:: Data in this exercise ::
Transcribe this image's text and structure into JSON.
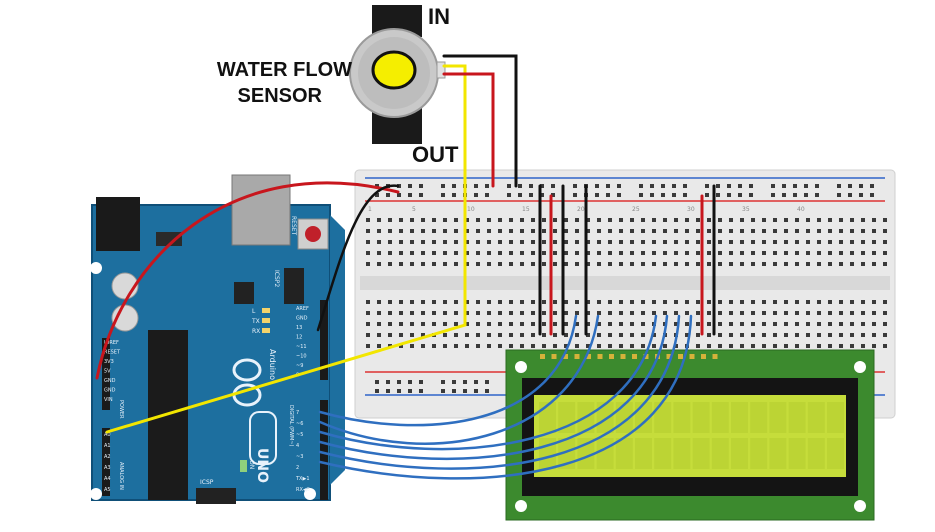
{
  "sensor": {
    "label_line1": "WATER FLOW",
    "label_line2": "SENSOR",
    "in_label": "IN",
    "out_label": "OUT"
  },
  "arduino": {
    "brand": "Arduino",
    "model": "UNO",
    "reset_label": "RESET",
    "icsp2_label": "ICSP2",
    "icsp_label": "ICSP",
    "on_label": "ON",
    "led_labels": [
      "L",
      "TX",
      "RX"
    ],
    "power_header_label": "POWER",
    "analog_header_label": "ANALOG IN",
    "digital_header_label": "DIGITAL (PWM~)",
    "power_pins": [
      "IOREF",
      "RESET",
      "3V3",
      "5V",
      "GND",
      "GND",
      "VIN"
    ],
    "analog_pins": [
      "A0",
      "A1",
      "A2",
      "A3",
      "A4",
      "A5"
    ],
    "digital_pins_top": [
      "AREF",
      "GND",
      "13",
      "12",
      "~11",
      "~10",
      "~9",
      "8"
    ],
    "digital_pins_bottom": [
      "7",
      "~6",
      "~5",
      "4",
      "~3",
      "2",
      "TX▶1",
      "RX◀0"
    ]
  },
  "breadboard": {
    "column_numbers": [
      "1",
      "5",
      "10",
      "15",
      "20",
      "25",
      "30",
      "35",
      "40"
    ]
  },
  "colors": {
    "wire_red": "#c8161d",
    "wire_black": "#111111",
    "wire_yellow": "#f2e600",
    "wire_blue": "#2f6fc0",
    "board_blue": "#1d6f9f",
    "lcd_green": "#3c8a2e",
    "lcd_screen": "#c6dd3b"
  }
}
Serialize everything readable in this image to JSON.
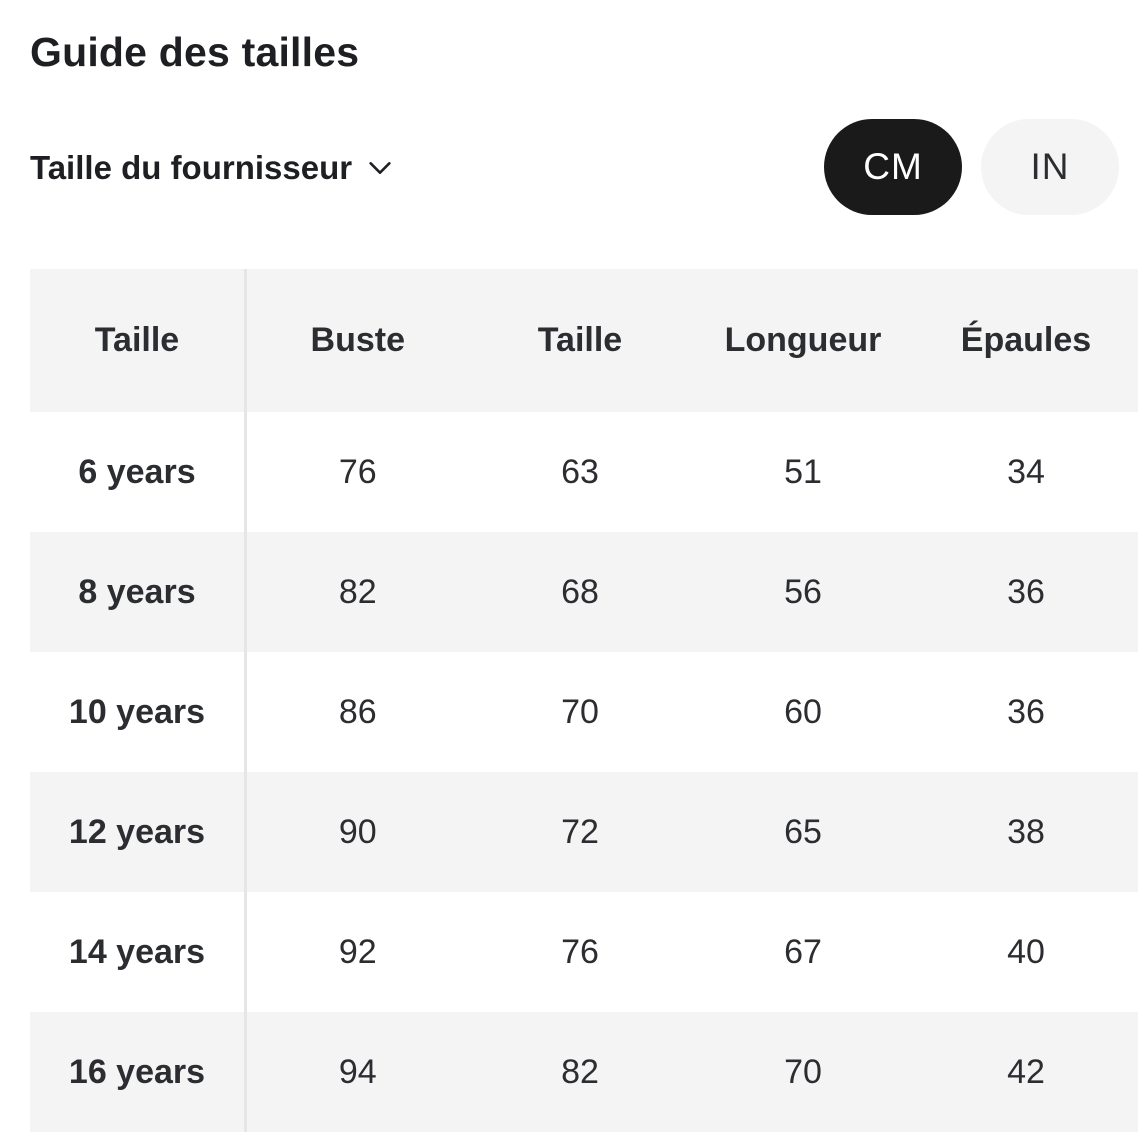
{
  "title": "Guide des tailles",
  "size_selector": {
    "label": "Taille du fournisseur",
    "icon": "chevron-down-icon"
  },
  "units": {
    "options": [
      "CM",
      "IN"
    ],
    "selected": "CM",
    "active_color": "#1a1a1a",
    "inactive_color": "#f4f4f4"
  },
  "table": {
    "headers": [
      "Taille",
      "Buste",
      "Taille",
      "Longueur",
      "Épaules"
    ],
    "rows": [
      [
        "6 years",
        "76",
        "63",
        "51",
        "34"
      ],
      [
        "8 years",
        "82",
        "68",
        "56",
        "36"
      ],
      [
        "10 years",
        "86",
        "70",
        "60",
        "36"
      ],
      [
        "12 years",
        "90",
        "72",
        "65",
        "38"
      ],
      [
        "14 years",
        "92",
        "76",
        "67",
        "40"
      ],
      [
        "16 years",
        "94",
        "82",
        "70",
        "42"
      ]
    ]
  }
}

:: What you should do ::
Reproduce all the entries that precede this task, word for word, minus any pictures.

:: Finished exercise ::
Transcribe this image's text and structure into JSON.
{
  "sensor": {
    "label_line1": "WATER FLOW",
    "label_line2": "SENSOR",
    "in_label": "IN",
    "out_label": "OUT"
  },
  "arduino": {
    "brand": "Arduino",
    "model": "UNO",
    "reset_label": "RESET",
    "icsp2_label": "ICSP2",
    "icsp_label": "ICSP",
    "on_label": "ON",
    "led_labels": [
      "L",
      "TX",
      "RX"
    ],
    "power_header_label": "POWER",
    "analog_header_label": "ANALOG IN",
    "digital_header_label": "DIGITAL (PWM~)",
    "power_pins": [
      "IOREF",
      "RESET",
      "3V3",
      "5V",
      "GND",
      "GND",
      "VIN"
    ],
    "analog_pins": [
      "A0",
      "A1",
      "A2",
      "A3",
      "A4",
      "A5"
    ],
    "digital_pins_top": [
      "AREF",
      "GND",
      "13",
      "12",
      "~11",
      "~10",
      "~9",
      "8"
    ],
    "digital_pins_bottom": [
      "7",
      "~6",
      "~5",
      "4",
      "~3",
      "2",
      "TX▶1",
      "RX◀0"
    ]
  },
  "breadboard": {
    "column_numbers": [
      "1",
      "5",
      "10",
      "15",
      "20",
      "25",
      "30",
      "35",
      "40"
    ]
  },
  "colors": {
    "wire_red": "#c8161d",
    "wire_black": "#111111",
    "wire_yellow": "#f2e600",
    "wire_blue": "#2f6fc0",
    "board_blue": "#1d6f9f",
    "lcd_green": "#3c8a2e",
    "lcd_screen": "#c6dd3b"
  }
}
Serialize everything readable in this image to JSON.
{
  "title": "Guide des tailles",
  "size_selector": {
    "label": "Taille du fournisseur",
    "icon": "chevron-down-icon"
  },
  "units": {
    "options": [
      "CM",
      "IN"
    ],
    "selected": "CM",
    "active_color": "#1a1a1a",
    "inactive_color": "#f4f4f4"
  },
  "table": {
    "headers": [
      "Taille",
      "Buste",
      "Taille",
      "Longueur",
      "Épaules"
    ],
    "rows": [
      [
        "6 years",
        "76",
        "63",
        "51",
        "34"
      ],
      [
        "8 years",
        "82",
        "68",
        "56",
        "36"
      ],
      [
        "10 years",
        "86",
        "70",
        "60",
        "36"
      ],
      [
        "12 years",
        "90",
        "72",
        "65",
        "38"
      ],
      [
        "14 years",
        "92",
        "76",
        "67",
        "40"
      ],
      [
        "16 years",
        "94",
        "82",
        "70",
        "42"
      ]
    ]
  }
}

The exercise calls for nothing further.